▸ **What you will do**: Search the data for the word "page" and copy every line where it occurs.

[Recorded data]
______________________________

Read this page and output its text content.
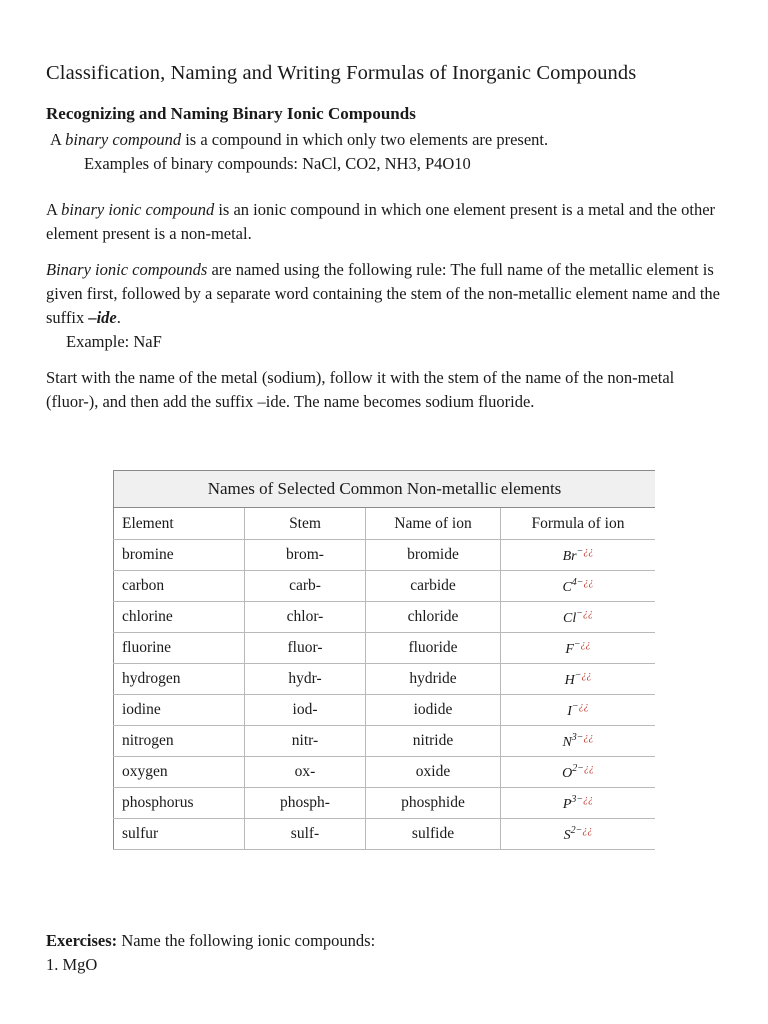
Classification, Naming and Writing Formulas of Inorganic Compounds
Recognizing and Naming Binary Ionic Compounds

A binary compound is a compound in which only two elements are present.

Examples of binary compounds: NaCl, CO2, NH3, P4O10

A binary ionic compound is an ionic compound in which one element present is a metal and the other element present is a non-metal.

Binary ionic compounds are named using the following rule: The full name of the metallic element is given first, followed by a separate word containing the stem of the non-metallic element name and the suffix –ide.

Example: NaF

Start with the name of the metal (sodium), follow it with the stem of the name of the non-metal (fluor-), and then add the suffix –ide. The name becomes sodium fluoride.

Names of Selected Common Non-metallic elements			
Element	Stem	Name of ion	Formula of ion
bromine	brom-	bromide	Br−¿¿
carbon	carb-	carbide	$C^{4-¿¿}$
chlorine	chlor-	chloride	Cl−¿¿
fluorine	fluor-	fluoride	F−¿¿
hydrogen	hydr-	hydride	H−¿¿
iodine	iod-	iodide	I−¿¿
nitrogen	nitr-	nitride	$N^{3-¿¿}$
oxygen	ox-	oxide	$O^{2-¿¿}$
phosphorus	phosph-	phosphide	$P^{3-¿¿}$
sulfur	sulf-	sulfide	$S^{2-¿¿}$

Exercises: Name the following ionic compounds:

1. MgO
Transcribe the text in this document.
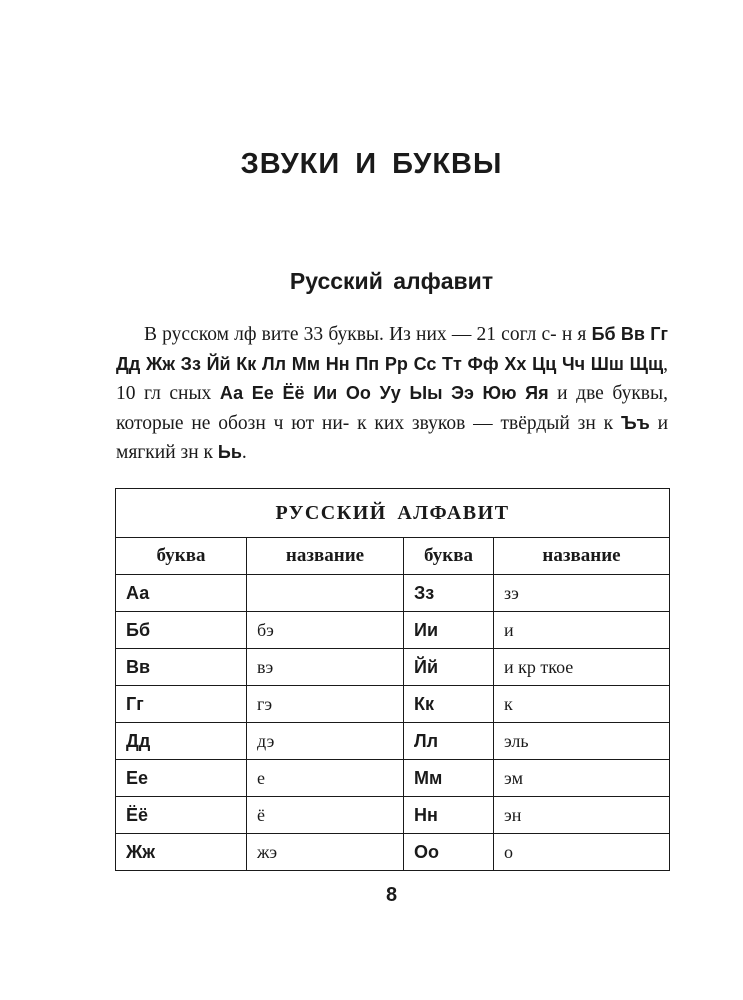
ЗВУКИ И БУКВЫ
Русский алфавит

В русском лф вите 33 буквы. Из них — 21 согл с- н я Бб Вв Гг Дд Жж Зз Йй Кк Лл Мм Нн Пп Рр Сс Тт Фф Хх Цц Чч Шш Щщ, 10 гл сных Аа Ее Ёё Ии Оо Уу Ыы Ээ Юю Яя и две буквы, которые не обозн ч ют ни- к ких звуков — твёрдый зн к Ъъ и мягкий зн к Ьь.

РУССКИЙ АЛФАВИТ			
буква	название	буква	название
Аа		Зз	зэ
Бб	бэ	Ии	и
Вв	вэ	Йй	и кр ткое
Гг	гэ	Кк	к
Дд	дэ	Лл	эль
Ее	е	Мм	эм
Ёё	ё	Нн	эн
Жж	жэ	Оо	о
8
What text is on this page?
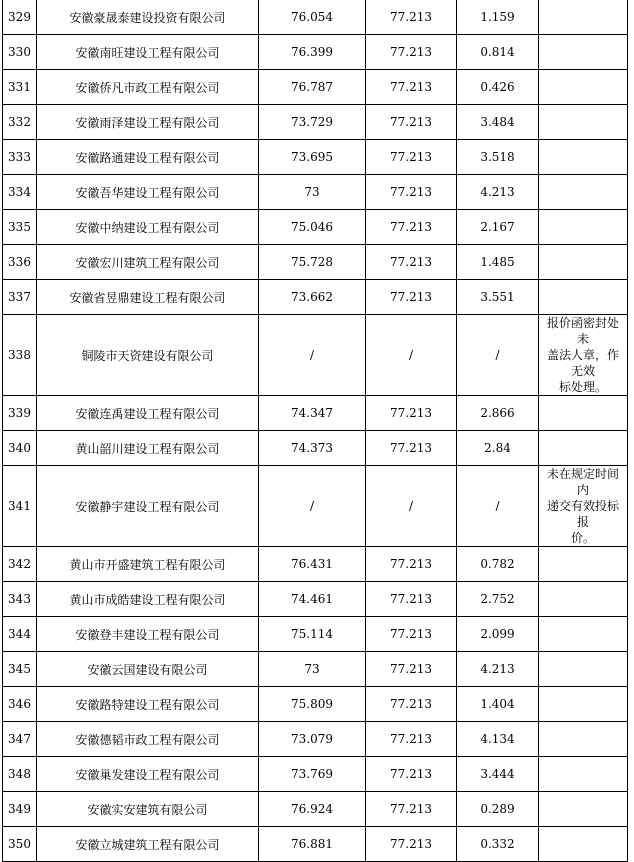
329	安徽豪晟泰建设投资有限公司	76.054	77.213	1.159	
330	安徽南旺建设工程有限公司	76.399	77.213	0.814	
331	安徽侨凡市政工程有限公司	76.787	77.213	0.426	
332	安徽雨泽建设工程有限公司	73.729	77.213	3.484	
333	安徽路通建设工程有限公司	73.695	77.213	3.518	
334	安徽吾华建设工程有限公司	73	77.213	4.213	
335	安徽中纳建设工程有限公司	75.046	77.213	2.167	
336	安徽宏川建筑工程有限公司	75.728	77.213	1.485	
337	安徽省昱鼎建设工程有限公司	73.662	77.213	3.551	
338	铜陵市天资建设有限公司	/	/	/	报价函密封处未
盖法人章，作无效
标处理。

339	安徽连禹建设工程有限公司	74.347	77.213	2.866	
340	黄山韶川建设工程有限公司	74.373	77.213	2.84	
341	安徽静宇建设工程有限公司	/	/	/	未在规定时间内
递交有效投标报
价。

342	黄山市开盛建筑工程有限公司	76.431	77.213	0.782	
343	黄山市成皓建设工程有限公司	74.461	77.213	2.752	
344	安徽登丰建设工程有限公司	75.114	77.213	2.099	
345	安徽云国建设有限公司	73	77.213	4.213	
346	安徽路特建设工程有限公司	75.809	77.213	1.404	
347	安徽德韬市政工程有限公司	73.079	77.213	4.134	
348	安徽巢发建设工程有限公司	73.769	77.213	3.444	
349	安徽实安建筑有限公司	76.924	77.213	0.289	
350	安徽立城建筑工程有限公司	76.881	77.213	0.332	
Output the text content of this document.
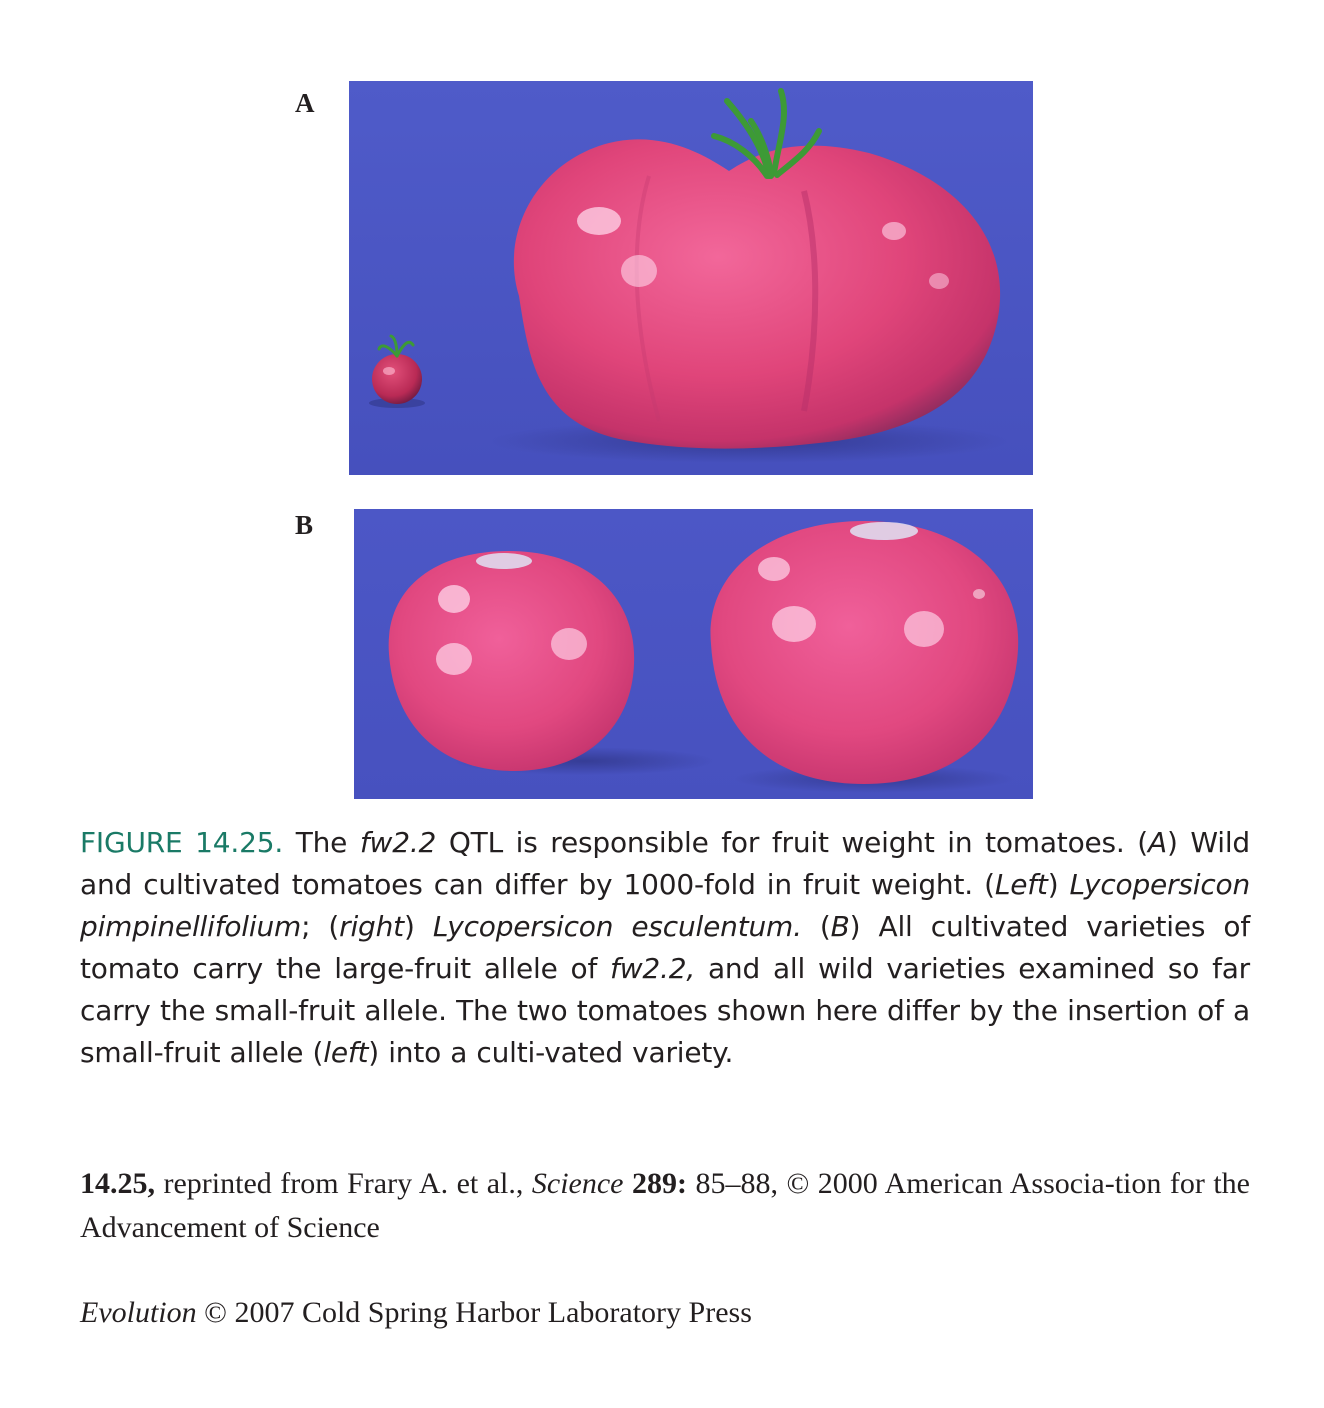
A
B
FIGURE 14.25. The fw2.2 QTL is responsible for fruit weight in tomatoes. (A) Wild and cultivated tomatoes can differ by 1000-fold in fruit weight. (Left) Lycopersicon pimpinellifolium; (right) Lycopersicon esculentum. (B) All cultivated varieties of tomato carry the large-fruit allele of fw2.2, and all wild varieties examined so far carry the small-fruit allele. The two tomatoes shown here differ by the insertion of a small-fruit allele (left) into a culti-vated variety.
14.25, reprinted from Frary A. et al., Science 289: 85–88, © 2000 American Associa-tion for the Advancement of Science
Evolution © 2007 Cold Spring Harbor Laboratory Press
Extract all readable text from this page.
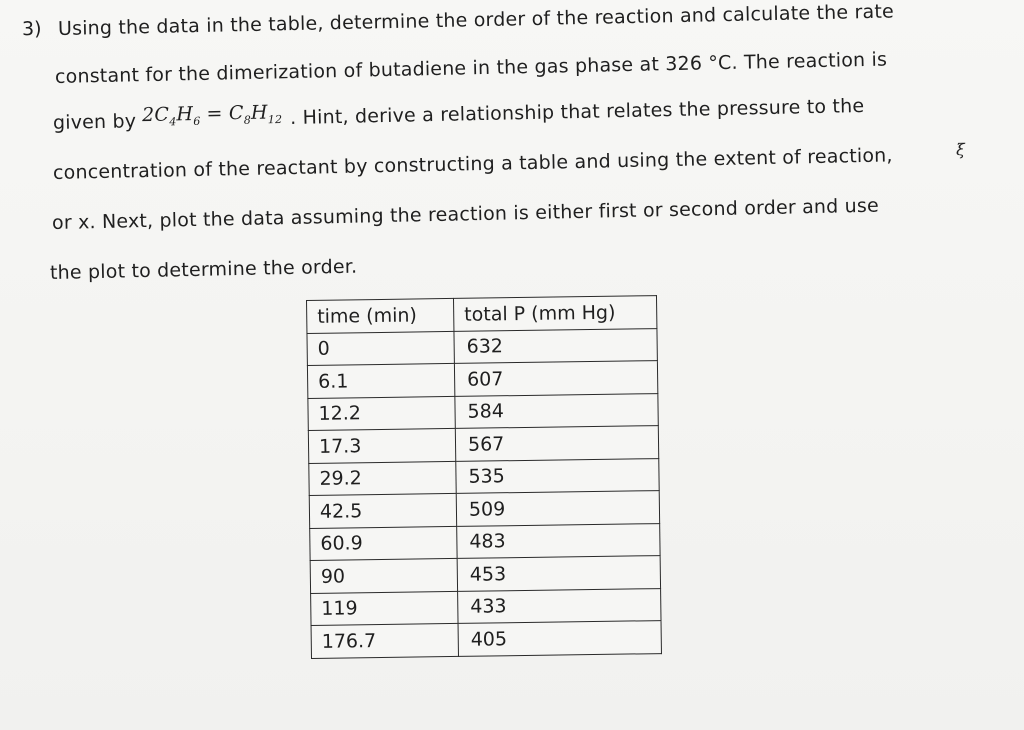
3) Using the data in the table, determine the order of the reaction and calculate the rate
constant for the dimerization of butadiene in the gas phase at 326 °C. The reaction is
given by $2C_4H_6 = C_8H_{12}$ . Hint, derive a relationship that relates the pressure to the
concentration of the reactant by constructing a table and using the extent of reaction,	ξ
or x. Next, plot the data assuming the reaction is either first or second order and use
the plot to determine the order.
time (min)	total P (mm Hg)
0	632
6.1	607
12.2	584
17.3	567
29.2	535
42.5	509
60.9	483
90	453
119	433
176.7	405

______________________________

▸ **Solved problem**:
Read this page and output its text content.
What text is on this page?
Extract all readable text from this page.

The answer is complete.